Problem description -> Write out every entry exactly as it stands.

Data to use ->
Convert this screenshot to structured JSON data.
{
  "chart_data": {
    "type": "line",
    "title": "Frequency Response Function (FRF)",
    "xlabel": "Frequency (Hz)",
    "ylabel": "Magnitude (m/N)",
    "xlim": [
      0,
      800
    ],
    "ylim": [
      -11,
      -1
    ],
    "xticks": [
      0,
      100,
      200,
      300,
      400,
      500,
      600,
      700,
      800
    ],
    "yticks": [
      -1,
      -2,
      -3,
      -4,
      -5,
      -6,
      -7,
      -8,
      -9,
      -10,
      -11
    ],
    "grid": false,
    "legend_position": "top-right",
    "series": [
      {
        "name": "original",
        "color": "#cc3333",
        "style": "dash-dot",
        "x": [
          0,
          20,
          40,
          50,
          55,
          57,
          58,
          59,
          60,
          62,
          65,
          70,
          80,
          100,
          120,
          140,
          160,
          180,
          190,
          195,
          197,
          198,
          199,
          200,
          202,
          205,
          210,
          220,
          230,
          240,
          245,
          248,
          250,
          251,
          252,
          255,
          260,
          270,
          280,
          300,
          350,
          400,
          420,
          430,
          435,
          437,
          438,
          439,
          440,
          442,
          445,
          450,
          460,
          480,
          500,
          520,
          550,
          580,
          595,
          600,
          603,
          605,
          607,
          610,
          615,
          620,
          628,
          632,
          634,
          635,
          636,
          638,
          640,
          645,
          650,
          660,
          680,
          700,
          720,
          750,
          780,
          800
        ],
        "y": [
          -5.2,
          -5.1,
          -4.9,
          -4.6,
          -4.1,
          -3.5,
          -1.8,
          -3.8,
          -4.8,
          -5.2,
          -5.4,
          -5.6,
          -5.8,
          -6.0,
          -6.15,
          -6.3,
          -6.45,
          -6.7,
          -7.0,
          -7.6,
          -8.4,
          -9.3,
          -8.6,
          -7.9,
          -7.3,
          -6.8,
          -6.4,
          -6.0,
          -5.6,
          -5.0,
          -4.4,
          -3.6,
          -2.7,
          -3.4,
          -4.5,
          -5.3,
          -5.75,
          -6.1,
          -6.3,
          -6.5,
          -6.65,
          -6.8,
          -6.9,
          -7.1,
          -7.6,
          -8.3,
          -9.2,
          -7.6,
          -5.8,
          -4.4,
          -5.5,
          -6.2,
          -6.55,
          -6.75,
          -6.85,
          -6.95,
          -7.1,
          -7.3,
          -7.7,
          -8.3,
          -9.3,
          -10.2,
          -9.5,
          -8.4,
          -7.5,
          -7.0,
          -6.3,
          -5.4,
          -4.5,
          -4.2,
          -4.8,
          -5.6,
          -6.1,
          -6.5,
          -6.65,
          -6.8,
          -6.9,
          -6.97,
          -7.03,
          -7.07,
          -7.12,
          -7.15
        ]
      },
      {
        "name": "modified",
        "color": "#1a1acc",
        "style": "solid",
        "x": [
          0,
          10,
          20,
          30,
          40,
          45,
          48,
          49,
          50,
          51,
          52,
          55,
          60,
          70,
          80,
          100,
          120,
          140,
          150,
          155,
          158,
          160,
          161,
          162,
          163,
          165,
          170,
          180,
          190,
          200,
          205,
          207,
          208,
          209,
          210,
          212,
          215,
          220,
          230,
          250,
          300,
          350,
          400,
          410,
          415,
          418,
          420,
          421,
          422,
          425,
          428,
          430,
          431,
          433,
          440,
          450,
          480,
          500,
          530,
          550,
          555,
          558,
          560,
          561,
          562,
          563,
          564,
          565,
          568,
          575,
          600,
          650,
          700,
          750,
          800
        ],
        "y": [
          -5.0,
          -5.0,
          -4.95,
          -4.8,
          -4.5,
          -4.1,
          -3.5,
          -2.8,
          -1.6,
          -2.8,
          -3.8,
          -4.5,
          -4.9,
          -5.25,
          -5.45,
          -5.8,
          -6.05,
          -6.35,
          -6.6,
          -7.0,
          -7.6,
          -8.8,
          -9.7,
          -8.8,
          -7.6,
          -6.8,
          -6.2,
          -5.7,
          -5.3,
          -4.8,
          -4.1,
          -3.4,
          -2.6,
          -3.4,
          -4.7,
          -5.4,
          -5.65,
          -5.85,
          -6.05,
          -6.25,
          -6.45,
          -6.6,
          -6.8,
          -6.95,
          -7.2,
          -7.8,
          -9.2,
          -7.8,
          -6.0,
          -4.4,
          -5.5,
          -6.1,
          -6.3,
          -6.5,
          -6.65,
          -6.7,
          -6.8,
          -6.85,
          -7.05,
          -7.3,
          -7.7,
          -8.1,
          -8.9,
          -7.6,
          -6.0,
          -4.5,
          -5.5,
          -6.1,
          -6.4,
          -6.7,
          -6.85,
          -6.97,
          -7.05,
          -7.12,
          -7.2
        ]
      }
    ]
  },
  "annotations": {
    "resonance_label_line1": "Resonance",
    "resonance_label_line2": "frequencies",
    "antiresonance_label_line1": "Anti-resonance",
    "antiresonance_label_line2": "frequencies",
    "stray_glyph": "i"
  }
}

The completed task ->
Convert this screenshot to structured JSON data.
{
  "chart_data": {
    "type": "line",
    "title": "Frequency Response Function (FRF)",
    "xlabel": "Frequency (Hz)",
    "ylabel": "Magnitude (m/N)",
    "xlim": [
      0,
      800
    ],
    "ylim": [
      -11,
      -1
    ],
    "xticks": [
      0,
      100,
      200,
      300,
      400,
      500,
      600,
      700,
      800
    ],
    "yticks": [
      -1,
      -2,
      -3,
      -4,
      -5,
      -6,
      -7,
      -8,
      -9,
      -10,
      -11
    ],
    "grid": false,
    "legend_position": "top-right",
    "series": [
      {
        "name": "original",
        "color": "#cc3333",
        "style": "dash-dot",
        "x": [
          0,
          20,
          40,
          50,
          55,
          57,
          58,
          59,
          60,
          62,
          65,
          70,
          80,
          100,
          120,
          140,
          160,
          180,
          190,
          195,
          197,
          198,
          199,
          200,
          202,
          205,
          210,
          220,
          230,
          240,
          245,
          248,
          250,
          251,
          252,
          255,
          260,
          270,
          280,
          300,
          350,
          400,
          420,
          430,
          435,
          437,
          438,
          439,
          440,
          442,
          445,
          450,
          460,
          480,
          500,
          520,
          550,
          580,
          595,
          600,
          603,
          605,
          607,
          610,
          615,
          620,
          628,
          632,
          634,
          635,
          636,
          638,
          640,
          645,
          650,
          660,
          680,
          700,
          720,
          750,
          780,
          800
        ],
        "y": [
          -5.2,
          -5.1,
          -4.9,
          -4.6,
          -4.1,
          -3.5,
          -1.8,
          -3.8,
          -4.8,
          -5.2,
          -5.4,
          -5.6,
          -5.8,
          -6.0,
          -6.15,
          -6.3,
          -6.45,
          -6.7,
          -7.0,
          -7.6,
          -8.4,
          -9.3,
          -8.6,
          -7.9,
          -7.3,
          -6.8,
          -6.4,
          -6.0,
          -5.6,
          -5.0,
          -4.4,
          -3.6,
          -2.7,
          -3.4,
          -4.5,
          -5.3,
          -5.75,
          -6.1,
          -6.3,
          -6.5,
          -6.65,
          -6.8,
          -6.9,
          -7.1,
          -7.6,
          -8.3,
          -9.2,
          -7.6,
          -5.8,
          -4.4,
          -5.5,
          -6.2,
          -6.55,
          -6.75,
          -6.85,
          -6.95,
          -7.1,
          -7.3,
          -7.7,
          -8.3,
          -9.3,
          -10.2,
          -9.5,
          -8.4,
          -7.5,
          -7.0,
          -6.3,
          -5.4,
          -4.5,
          -4.2,
          -4.8,
          -5.6,
          -6.1,
          -6.5,
          -6.65,
          -6.8,
          -6.9,
          -6.97,
          -7.03,
          -7.07,
          -7.12,
          -7.15
        ]
      },
      {
        "name": "modified",
        "color": "#1a1acc",
        "style": "solid",
        "x": [
          0,
          10,
          20,
          30,
          40,
          45,
          48,
          49,
          50,
          51,
          52,
          55,
          60,
          70,
          80,
          100,
          120,
          140,
          150,
          155,
          158,
          160,
          161,
          162,
          163,
          165,
          170,
          180,
          190,
          200,
          205,
          207,
          208,
          209,
          210,
          212,
          215,
          220,
          230,
          250,
          300,
          350,
          400,
          410,
          415,
          418,
          420,
          421,
          422,
          425,
          428,
          430,
          431,
          433,
          440,
          450,
          480,
          500,
          530,
          550,
          555,
          558,
          560,
          561,
          562,
          563,
          564,
          565,
          568,
          575,
          600,
          650,
          700,
          750,
          800
        ],
        "y": [
          -5.0,
          -5.0,
          -4.95,
          -4.8,
          -4.5,
          -4.1,
          -3.5,
          -2.8,
          -1.6,
          -2.8,
          -3.8,
          -4.5,
          -4.9,
          -5.25,
          -5.45,
          -5.8,
          -6.05,
          -6.35,
          -6.6,
          -7.0,
          -7.6,
          -8.8,
          -9.7,
          -8.8,
          -7.6,
          -6.8,
          -6.2,
          -5.7,
          -5.3,
          -4.8,
          -4.1,
          -3.4,
          -2.6,
          -3.4,
          -4.7,
          -5.4,
          -5.65,
          -5.85,
          -6.05,
          -6.25,
          -6.45,
          -6.6,
          -6.8,
          -6.95,
          -7.2,
          -7.8,
          -9.2,
          -7.8,
          -6.0,
          -4.4,
          -5.5,
          -6.1,
          -6.3,
          -6.5,
          -6.65,
          -6.7,
          -6.8,
          -6.85,
          -7.05,
          -7.3,
          -7.7,
          -8.1,
          -8.9,
          -7.6,
          -6.0,
          -4.5,
          -5.5,
          -6.1,
          -6.4,
          -6.7,
          -6.85,
          -6.97,
          -7.05,
          -7.12,
          -7.2
        ]
      }
    ]
  },
  "annotations": {
    "resonance_label_line1": "Resonance",
    "resonance_label_line2": "frequencies",
    "antiresonance_label_line1": "Anti-resonance",
    "antiresonance_label_line2": "frequencies",
    "stray_glyph": "i"
  }
}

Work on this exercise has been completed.